■ **WHAT YOU SHOULD DO**:
Give the number of lines in this listing that contain the word "variable", and nothing else.

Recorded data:
— START —
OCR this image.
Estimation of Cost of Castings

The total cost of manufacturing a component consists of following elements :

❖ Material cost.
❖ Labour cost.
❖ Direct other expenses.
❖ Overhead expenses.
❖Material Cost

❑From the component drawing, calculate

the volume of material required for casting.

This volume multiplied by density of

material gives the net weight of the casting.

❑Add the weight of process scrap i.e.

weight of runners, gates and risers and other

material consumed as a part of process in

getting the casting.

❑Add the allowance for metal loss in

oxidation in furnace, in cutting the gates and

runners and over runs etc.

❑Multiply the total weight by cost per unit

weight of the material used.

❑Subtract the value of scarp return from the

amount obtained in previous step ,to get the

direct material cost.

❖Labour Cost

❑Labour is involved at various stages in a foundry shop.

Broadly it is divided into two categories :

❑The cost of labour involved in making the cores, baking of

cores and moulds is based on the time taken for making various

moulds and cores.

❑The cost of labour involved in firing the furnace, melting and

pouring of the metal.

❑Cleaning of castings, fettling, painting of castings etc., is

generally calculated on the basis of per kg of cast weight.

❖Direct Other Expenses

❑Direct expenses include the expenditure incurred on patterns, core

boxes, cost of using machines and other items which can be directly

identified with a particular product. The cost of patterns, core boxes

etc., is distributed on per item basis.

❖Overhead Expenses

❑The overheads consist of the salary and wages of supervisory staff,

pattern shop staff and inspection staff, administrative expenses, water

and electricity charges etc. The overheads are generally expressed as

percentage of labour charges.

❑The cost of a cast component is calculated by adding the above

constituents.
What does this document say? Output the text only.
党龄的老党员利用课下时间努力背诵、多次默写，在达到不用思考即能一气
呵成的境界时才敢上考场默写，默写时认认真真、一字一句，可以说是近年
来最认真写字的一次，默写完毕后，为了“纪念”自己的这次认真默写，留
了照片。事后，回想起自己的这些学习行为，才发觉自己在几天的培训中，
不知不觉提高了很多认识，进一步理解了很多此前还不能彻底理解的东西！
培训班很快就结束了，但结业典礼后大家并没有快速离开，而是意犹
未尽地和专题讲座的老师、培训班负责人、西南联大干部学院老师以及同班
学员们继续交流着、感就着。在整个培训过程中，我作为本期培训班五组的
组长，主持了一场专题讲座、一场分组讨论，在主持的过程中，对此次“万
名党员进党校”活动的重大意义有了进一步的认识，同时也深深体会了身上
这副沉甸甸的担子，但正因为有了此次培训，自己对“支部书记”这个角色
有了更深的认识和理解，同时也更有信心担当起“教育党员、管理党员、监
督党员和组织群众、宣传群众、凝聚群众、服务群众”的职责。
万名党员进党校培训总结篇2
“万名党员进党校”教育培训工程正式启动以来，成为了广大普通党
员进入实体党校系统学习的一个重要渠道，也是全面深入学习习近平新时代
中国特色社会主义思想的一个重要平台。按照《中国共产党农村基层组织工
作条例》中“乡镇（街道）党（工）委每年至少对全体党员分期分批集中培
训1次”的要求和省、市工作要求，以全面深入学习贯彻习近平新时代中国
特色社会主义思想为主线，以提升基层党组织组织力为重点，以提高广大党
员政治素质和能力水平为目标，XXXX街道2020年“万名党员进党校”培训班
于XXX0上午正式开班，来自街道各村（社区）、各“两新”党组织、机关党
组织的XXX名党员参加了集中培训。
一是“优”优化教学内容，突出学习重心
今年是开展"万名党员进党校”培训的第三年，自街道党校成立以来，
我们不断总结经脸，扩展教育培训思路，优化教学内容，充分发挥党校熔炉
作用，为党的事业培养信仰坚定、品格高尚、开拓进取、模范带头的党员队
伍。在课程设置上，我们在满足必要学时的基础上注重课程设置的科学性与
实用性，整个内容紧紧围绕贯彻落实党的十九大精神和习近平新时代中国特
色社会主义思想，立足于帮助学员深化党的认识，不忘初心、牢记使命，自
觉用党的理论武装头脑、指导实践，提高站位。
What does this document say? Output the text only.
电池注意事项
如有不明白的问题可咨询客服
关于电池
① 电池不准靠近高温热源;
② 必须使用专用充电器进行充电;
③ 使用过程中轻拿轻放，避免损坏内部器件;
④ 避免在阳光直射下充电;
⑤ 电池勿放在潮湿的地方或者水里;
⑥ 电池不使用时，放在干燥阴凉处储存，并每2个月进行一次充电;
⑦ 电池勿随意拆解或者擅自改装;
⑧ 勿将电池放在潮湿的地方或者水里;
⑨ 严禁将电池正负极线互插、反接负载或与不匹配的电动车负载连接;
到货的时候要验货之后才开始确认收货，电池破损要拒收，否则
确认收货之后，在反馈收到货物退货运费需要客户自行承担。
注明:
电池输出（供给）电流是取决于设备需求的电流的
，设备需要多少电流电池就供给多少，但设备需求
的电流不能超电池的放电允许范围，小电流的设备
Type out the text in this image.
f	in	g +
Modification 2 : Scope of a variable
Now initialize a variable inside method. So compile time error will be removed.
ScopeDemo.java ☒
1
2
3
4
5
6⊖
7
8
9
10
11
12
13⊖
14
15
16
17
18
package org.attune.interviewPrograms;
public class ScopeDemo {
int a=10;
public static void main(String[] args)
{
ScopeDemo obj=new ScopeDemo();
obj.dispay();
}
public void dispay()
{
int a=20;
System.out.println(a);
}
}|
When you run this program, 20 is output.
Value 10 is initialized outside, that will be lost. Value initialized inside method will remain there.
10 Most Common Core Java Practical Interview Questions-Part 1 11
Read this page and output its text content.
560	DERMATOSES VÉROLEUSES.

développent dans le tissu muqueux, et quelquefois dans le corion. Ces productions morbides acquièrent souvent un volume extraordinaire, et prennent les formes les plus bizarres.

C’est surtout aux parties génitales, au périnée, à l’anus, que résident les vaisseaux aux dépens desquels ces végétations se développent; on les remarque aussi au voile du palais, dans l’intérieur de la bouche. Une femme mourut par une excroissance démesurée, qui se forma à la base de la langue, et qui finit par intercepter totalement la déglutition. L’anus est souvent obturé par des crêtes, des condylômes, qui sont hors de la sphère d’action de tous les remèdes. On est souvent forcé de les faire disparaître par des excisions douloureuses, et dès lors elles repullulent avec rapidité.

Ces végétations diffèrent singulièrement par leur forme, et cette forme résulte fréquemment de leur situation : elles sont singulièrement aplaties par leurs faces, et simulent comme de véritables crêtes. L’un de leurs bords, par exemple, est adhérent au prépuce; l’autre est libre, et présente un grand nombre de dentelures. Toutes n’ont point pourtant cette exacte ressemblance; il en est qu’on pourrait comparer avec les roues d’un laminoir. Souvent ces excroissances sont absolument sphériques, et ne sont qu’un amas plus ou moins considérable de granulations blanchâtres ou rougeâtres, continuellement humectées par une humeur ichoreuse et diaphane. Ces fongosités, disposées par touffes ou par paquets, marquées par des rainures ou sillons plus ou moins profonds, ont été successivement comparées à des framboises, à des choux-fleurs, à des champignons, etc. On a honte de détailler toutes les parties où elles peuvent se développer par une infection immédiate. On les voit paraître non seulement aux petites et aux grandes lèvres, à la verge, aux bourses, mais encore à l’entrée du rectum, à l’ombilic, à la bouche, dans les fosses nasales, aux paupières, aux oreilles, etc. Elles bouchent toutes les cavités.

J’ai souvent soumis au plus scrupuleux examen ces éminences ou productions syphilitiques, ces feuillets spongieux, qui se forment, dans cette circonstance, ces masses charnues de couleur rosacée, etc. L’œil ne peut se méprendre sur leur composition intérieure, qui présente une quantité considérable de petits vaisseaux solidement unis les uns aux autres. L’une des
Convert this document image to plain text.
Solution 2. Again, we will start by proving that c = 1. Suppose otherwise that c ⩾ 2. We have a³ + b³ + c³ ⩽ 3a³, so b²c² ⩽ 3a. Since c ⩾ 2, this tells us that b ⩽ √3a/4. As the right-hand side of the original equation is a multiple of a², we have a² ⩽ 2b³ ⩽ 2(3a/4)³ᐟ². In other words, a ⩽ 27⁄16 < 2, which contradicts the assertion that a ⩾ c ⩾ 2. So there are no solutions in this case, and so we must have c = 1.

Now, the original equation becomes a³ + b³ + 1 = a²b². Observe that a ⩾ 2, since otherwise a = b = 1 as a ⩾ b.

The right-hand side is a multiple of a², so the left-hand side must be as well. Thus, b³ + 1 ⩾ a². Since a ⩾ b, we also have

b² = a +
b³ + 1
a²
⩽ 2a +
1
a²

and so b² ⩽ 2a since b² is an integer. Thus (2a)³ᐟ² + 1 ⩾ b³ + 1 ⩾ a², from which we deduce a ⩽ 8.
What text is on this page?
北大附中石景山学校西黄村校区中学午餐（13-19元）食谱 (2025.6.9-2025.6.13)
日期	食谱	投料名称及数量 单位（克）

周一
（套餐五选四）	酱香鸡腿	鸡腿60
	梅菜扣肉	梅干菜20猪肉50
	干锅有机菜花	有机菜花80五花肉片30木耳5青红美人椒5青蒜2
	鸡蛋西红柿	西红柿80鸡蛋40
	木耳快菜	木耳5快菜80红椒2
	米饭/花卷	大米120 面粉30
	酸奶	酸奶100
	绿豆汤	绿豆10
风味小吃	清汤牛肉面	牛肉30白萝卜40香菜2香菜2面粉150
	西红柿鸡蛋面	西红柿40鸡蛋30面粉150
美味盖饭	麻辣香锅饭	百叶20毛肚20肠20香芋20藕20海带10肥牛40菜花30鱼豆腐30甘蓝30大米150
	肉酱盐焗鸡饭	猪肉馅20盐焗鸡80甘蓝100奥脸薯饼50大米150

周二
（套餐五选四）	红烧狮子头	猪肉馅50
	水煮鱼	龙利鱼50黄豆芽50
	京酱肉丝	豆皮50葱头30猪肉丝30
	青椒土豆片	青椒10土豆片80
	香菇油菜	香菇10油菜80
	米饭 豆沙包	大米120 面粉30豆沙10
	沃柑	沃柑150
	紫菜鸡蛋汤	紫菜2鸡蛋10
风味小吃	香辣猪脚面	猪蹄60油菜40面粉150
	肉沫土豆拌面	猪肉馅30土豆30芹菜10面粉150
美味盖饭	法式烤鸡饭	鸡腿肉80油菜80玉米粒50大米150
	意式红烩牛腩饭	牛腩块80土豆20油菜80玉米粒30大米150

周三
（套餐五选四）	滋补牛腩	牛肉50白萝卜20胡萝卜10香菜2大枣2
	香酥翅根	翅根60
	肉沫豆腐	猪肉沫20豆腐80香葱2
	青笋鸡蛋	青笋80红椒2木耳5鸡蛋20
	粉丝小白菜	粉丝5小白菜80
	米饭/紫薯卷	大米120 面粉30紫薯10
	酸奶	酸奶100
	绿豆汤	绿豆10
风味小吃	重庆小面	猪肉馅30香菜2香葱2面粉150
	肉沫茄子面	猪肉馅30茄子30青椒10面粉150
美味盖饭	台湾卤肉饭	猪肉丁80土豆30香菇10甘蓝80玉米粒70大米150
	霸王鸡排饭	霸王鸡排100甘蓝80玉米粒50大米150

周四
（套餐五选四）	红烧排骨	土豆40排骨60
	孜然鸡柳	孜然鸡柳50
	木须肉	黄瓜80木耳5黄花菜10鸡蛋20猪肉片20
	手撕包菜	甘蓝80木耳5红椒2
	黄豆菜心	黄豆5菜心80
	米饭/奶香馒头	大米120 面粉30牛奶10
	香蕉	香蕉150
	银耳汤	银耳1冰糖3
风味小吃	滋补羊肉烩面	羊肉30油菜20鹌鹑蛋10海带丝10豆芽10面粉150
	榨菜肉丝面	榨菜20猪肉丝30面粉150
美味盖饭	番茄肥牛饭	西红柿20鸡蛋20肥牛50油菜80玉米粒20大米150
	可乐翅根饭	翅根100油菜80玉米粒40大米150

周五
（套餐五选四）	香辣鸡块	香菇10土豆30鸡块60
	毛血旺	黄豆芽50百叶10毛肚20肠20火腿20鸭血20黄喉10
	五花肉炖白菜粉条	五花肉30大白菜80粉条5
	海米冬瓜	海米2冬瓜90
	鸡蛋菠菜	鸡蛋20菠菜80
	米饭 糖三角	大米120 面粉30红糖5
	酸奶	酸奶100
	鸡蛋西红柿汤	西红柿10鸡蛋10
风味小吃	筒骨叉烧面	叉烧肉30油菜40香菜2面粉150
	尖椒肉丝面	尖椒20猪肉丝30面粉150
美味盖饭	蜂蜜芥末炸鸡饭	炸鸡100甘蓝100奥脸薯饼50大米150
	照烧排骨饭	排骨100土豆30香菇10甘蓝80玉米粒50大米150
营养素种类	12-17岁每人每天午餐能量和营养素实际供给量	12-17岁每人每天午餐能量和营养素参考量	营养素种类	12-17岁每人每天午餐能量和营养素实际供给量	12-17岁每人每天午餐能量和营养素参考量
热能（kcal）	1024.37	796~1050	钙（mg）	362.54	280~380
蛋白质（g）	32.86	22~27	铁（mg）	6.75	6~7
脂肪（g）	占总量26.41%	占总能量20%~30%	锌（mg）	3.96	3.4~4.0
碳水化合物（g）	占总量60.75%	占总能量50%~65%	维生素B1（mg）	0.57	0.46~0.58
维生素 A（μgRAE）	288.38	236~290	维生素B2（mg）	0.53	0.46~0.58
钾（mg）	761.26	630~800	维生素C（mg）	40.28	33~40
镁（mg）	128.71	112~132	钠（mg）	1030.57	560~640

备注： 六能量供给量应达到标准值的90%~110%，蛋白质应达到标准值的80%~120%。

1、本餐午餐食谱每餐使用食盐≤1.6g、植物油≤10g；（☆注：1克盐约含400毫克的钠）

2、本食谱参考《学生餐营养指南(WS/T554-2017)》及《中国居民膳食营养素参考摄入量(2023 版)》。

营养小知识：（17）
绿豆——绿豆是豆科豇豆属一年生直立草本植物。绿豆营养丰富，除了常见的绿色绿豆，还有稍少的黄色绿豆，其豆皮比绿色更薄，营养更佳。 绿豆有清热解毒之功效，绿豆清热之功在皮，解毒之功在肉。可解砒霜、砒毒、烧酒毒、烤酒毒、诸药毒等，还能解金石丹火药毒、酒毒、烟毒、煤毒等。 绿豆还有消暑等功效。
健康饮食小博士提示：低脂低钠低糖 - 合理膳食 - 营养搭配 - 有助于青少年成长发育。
— END —
■ **RESPONSE BELOW**:
2